--- Begin ---
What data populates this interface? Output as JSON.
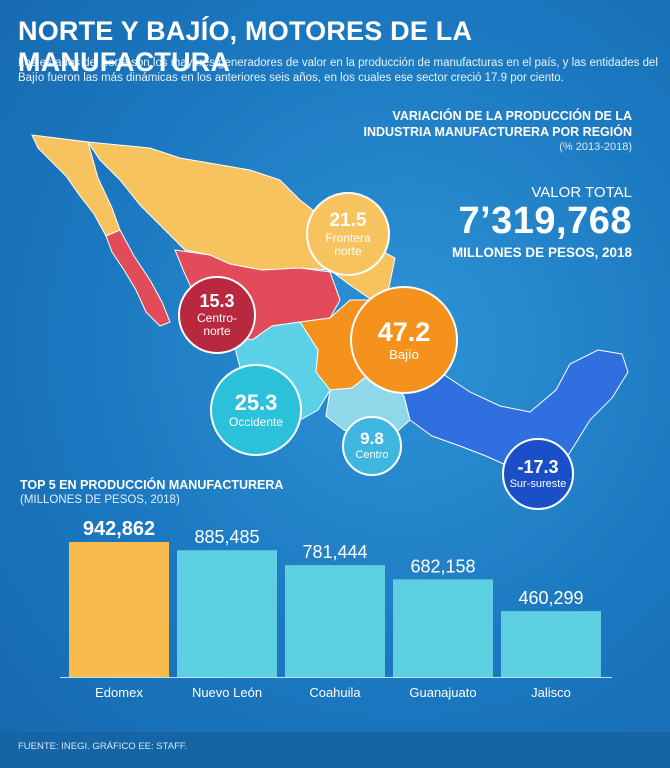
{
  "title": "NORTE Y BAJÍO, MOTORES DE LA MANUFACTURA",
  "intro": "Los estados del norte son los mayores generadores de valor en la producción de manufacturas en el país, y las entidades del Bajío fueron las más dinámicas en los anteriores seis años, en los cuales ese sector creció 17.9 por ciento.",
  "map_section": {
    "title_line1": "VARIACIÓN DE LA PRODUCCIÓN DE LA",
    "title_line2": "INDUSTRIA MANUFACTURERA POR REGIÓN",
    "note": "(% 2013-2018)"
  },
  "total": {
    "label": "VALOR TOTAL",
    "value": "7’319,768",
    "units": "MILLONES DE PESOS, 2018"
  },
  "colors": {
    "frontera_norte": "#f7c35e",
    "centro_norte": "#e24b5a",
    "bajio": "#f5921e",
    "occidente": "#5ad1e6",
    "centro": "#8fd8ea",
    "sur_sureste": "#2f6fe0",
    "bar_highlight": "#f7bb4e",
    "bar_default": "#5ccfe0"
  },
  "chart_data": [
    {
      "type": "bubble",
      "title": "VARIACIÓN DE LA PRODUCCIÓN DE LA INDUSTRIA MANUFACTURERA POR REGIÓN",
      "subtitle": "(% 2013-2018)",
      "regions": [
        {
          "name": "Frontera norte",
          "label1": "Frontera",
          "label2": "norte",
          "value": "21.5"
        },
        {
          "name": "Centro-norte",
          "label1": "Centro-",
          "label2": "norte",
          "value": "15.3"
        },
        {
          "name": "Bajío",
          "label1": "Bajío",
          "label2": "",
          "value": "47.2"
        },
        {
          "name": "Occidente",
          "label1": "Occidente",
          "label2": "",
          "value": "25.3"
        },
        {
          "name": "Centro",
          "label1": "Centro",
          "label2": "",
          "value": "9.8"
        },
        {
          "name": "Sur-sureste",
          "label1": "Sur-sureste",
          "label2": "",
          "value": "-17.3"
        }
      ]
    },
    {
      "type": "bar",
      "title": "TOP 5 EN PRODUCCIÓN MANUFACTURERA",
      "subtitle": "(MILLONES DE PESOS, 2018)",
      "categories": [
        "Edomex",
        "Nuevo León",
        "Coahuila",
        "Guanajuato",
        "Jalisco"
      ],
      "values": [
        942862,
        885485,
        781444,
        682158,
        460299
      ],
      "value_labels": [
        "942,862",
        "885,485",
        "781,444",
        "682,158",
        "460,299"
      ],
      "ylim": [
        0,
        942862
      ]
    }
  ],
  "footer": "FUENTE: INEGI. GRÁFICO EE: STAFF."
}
--- End ---
(Goal) Reproduce every line of the listing above in which the string "PESOS" appears.

(Solution below)
    "units": "MILLONES DE PESOS, 2018"
      "subtitle": "(MILLONES DE PESOS, 2018)",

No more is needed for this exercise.